Short exercise: Check every line below for the word "position" and show those that hold it.

Material for this exercise:

----

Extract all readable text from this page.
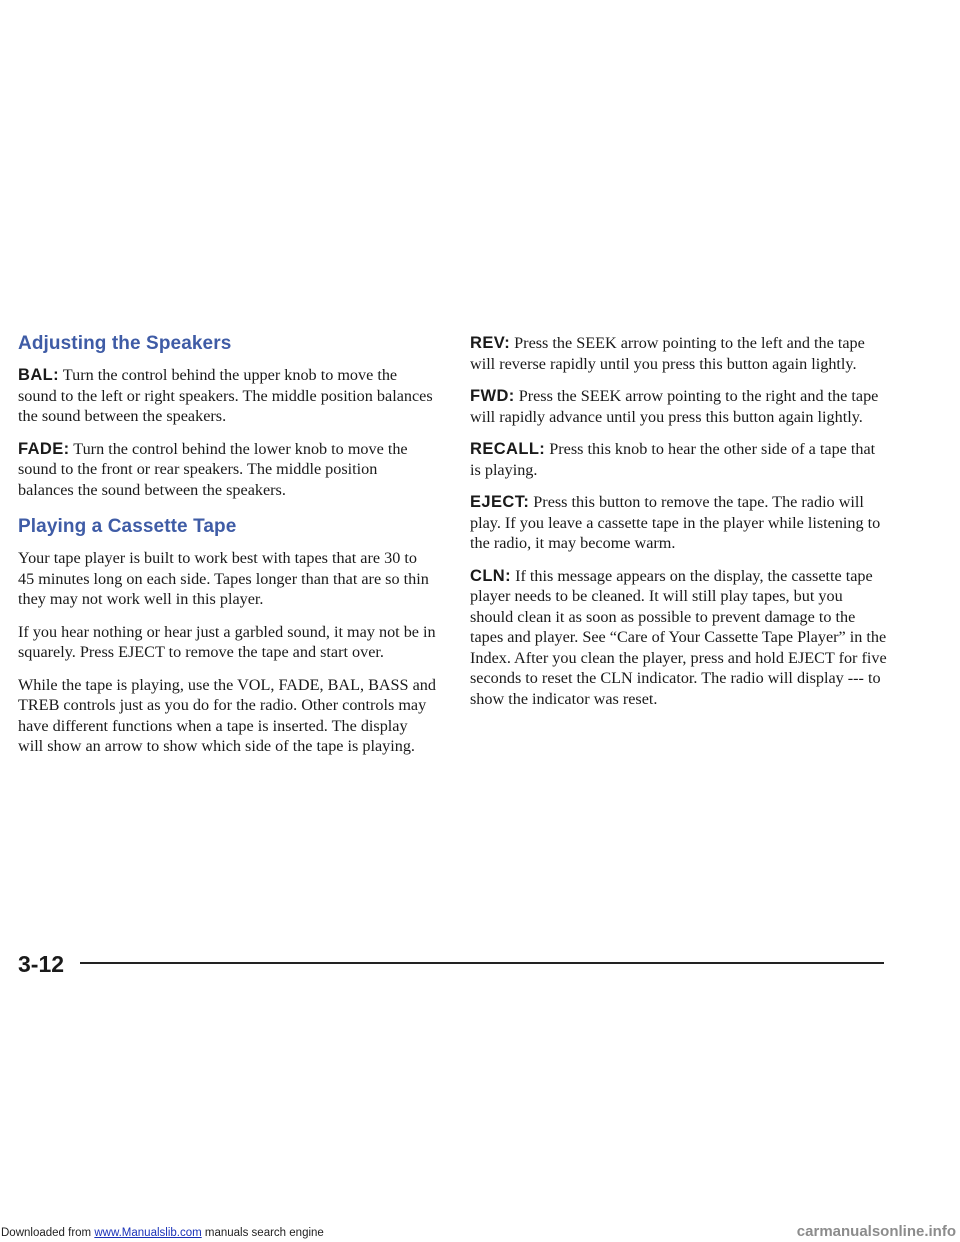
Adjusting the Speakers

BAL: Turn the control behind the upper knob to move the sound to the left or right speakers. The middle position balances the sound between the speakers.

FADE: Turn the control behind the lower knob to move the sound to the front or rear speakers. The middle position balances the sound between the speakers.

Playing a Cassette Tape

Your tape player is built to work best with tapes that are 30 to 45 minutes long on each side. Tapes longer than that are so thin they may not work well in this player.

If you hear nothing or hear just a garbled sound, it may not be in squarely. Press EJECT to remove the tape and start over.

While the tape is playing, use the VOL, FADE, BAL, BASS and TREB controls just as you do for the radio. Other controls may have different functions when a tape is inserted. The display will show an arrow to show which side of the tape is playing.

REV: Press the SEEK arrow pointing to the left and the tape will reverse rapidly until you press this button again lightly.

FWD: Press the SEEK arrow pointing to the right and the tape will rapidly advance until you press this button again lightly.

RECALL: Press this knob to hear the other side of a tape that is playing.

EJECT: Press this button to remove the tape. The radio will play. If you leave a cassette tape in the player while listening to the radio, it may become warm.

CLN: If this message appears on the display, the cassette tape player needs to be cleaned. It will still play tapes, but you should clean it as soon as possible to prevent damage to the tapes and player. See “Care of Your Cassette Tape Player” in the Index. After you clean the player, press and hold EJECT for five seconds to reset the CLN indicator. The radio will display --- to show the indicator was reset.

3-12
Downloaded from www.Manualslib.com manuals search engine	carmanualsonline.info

----

Answer to the exercise:
BAL: Turn the control behind the upper knob to move the sound to the left or right speakers. The middle position balances the sound between the speakers.
FADE: Turn the control behind the lower knob to move the sound to the front or rear speakers. The middle position balances the sound between the speakers.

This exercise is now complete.